### Work to be completed
Can the data below be echoed back word for word?

### Records
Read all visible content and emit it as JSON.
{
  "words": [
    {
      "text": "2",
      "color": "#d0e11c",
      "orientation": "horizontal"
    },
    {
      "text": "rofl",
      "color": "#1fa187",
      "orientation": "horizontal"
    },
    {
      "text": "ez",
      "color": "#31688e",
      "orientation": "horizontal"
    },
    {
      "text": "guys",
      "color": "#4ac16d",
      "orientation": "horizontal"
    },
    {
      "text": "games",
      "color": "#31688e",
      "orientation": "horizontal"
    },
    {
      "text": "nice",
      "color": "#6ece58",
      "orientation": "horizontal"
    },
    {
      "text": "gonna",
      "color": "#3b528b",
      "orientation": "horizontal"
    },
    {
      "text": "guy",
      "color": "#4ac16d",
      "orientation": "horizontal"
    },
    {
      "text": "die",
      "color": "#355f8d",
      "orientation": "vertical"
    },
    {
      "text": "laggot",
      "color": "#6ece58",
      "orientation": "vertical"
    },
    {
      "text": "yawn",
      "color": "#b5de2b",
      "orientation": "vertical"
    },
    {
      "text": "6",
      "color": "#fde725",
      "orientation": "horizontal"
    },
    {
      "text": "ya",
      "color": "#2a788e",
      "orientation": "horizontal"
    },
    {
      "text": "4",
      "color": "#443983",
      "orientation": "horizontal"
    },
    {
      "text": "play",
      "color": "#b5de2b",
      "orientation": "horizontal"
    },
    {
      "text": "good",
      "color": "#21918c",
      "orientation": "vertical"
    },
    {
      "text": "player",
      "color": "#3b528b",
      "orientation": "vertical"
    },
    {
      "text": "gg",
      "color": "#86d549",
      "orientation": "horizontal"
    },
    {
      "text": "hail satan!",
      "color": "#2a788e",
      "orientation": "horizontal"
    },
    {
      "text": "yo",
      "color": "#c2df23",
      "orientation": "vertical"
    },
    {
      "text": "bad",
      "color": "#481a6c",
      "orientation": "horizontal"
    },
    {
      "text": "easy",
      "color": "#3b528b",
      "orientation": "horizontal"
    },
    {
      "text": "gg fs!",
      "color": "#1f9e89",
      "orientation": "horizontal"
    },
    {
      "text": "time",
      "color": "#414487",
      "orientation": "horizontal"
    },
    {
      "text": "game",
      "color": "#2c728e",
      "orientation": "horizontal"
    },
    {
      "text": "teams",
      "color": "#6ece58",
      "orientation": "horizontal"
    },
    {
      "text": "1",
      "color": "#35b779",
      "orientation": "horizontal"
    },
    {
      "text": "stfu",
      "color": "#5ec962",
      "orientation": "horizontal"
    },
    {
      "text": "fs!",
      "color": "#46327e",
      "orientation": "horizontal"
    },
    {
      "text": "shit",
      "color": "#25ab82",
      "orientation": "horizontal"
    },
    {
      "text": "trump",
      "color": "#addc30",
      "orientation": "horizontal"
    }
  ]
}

### Exercise response
Read all visible content and emit it as JSON.
{
  "words": [
    {
      "text": "2",
      "color": "#d0e11c",
      "orientation": "horizontal"
    },
    {
      "text": "rofl",
      "color": "#1fa187",
      "orientation": "horizontal"
    },
    {
      "text": "ez",
      "color": "#31688e",
      "orientation": "horizontal"
    },
    {
      "text": "guys",
      "color": "#4ac16d",
      "orientation": "horizontal"
    },
    {
      "text": "games",
      "color": "#31688e",
      "orientation": "horizontal"
    },
    {
      "text": "nice",
      "color": "#6ece58",
      "orientation": "horizontal"
    },
    {
      "text": "gonna",
      "color": "#3b528b",
      "orientation": "horizontal"
    },
    {
      "text": "guy",
      "color": "#4ac16d",
      "orientation": "horizontal"
    },
    {
      "text": "die",
      "color": "#355f8d",
      "orientation": "vertical"
    },
    {
      "text": "laggot",
      "color": "#6ece58",
      "orientation": "vertical"
    },
    {
      "text": "yawn",
      "color": "#b5de2b",
      "orientation": "vertical"
    },
    {
      "text": "6",
      "color": "#fde725",
      "orientation": "horizontal"
    },
    {
      "text": "ya",
      "color": "#2a788e",
      "orientation": "horizontal"
    },
    {
      "text": "4",
      "color": "#443983",
      "orientation": "horizontal"
    },
    {
      "text": "play",
      "color": "#b5de2b",
      "orientation": "horizontal"
    },
    {
      "text": "good",
      "color": "#21918c",
      "orientation": "vertical"
    },
    {
      "text": "player",
      "color": "#3b528b",
      "orientation": "vertical"
    },
    {
      "text": "gg",
      "color": "#86d549",
      "orientation": "horizontal"
    },
    {
      "text": "hail satan!",
      "color": "#2a788e",
      "orientation": "horizontal"
    },
    {
      "text": "yo",
      "color": "#c2df23",
      "orientation": "vertical"
    },
    {
      "text": "bad",
      "color": "#481a6c",
      "orientation": "horizontal"
    },
    {
      "text": "easy",
      "color": "#3b528b",
      "orientation": "horizontal"
    },
    {
      "text": "gg fs!",
      "color": "#1f9e89",
      "orientation": "horizontal"
    },
    {
      "text": "time",
      "color": "#414487",
      "orientation": "horizontal"
    },
    {
      "text": "game",
      "color": "#2c728e",
      "orientation": "horizontal"
    },
    {
      "text": "teams",
      "color": "#6ece58",
      "orientation": "horizontal"
    },
    {
      "text": "1",
      "color": "#35b779",
      "orientation": "horizontal"
    },
    {
      "text": "stfu",
      "color": "#5ec962",
      "orientation": "horizontal"
    },
    {
      "text": "fs!",
      "color": "#46327e",
      "orientation": "horizontal"
    },
    {
      "text": "shit",
      "color": "#25ab82",
      "orientation": "horizontal"
    },
    {
      "text": "trump",
      "color": "#addc30",
      "orientation": "horizontal"
    }
  ]
}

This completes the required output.